Short exercise: From the records below, give the number of lines that contain the string "JSON", without any other text.

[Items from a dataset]
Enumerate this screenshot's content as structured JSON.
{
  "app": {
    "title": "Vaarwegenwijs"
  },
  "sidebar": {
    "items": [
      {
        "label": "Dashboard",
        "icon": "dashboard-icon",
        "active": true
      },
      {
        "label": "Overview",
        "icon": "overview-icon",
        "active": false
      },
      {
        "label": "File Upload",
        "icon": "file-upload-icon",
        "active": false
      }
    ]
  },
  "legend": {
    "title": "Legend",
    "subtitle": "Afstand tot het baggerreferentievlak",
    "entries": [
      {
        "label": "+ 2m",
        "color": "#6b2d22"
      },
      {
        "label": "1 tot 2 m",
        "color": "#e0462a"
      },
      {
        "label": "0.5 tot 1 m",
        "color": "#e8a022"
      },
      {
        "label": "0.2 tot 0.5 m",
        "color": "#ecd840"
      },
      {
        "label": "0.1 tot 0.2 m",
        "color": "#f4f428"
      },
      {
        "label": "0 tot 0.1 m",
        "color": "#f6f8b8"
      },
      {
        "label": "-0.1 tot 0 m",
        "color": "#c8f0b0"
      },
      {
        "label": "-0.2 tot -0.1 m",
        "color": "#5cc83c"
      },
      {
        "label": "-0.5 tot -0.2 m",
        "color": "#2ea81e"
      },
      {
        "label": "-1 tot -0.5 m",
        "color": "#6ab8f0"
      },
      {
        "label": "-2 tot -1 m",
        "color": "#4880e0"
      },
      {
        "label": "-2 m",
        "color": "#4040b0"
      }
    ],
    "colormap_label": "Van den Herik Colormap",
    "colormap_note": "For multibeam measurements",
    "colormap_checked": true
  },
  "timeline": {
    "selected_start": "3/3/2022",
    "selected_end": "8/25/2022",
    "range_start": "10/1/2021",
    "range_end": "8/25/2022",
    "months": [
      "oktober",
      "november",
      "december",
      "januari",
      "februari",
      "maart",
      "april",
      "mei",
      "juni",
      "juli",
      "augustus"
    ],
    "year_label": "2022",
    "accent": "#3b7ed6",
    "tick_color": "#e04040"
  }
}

--

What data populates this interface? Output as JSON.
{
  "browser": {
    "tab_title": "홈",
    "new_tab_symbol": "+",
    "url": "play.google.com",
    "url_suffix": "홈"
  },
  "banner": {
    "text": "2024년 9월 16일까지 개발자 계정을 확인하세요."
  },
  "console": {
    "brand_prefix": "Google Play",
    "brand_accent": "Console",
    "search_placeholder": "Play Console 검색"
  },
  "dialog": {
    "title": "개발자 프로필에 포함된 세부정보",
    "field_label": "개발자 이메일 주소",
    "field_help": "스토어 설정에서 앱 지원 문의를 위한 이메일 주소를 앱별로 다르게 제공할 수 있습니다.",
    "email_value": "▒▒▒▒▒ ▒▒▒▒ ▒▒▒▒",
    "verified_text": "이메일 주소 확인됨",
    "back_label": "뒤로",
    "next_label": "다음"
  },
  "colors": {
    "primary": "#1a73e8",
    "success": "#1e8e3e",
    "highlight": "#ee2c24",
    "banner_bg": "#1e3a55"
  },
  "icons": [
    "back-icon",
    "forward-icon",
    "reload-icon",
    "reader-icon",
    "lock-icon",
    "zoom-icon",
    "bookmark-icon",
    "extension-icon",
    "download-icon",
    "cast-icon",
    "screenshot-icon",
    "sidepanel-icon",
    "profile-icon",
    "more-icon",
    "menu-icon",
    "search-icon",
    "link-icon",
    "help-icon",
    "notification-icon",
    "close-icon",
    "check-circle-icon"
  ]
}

The result: 2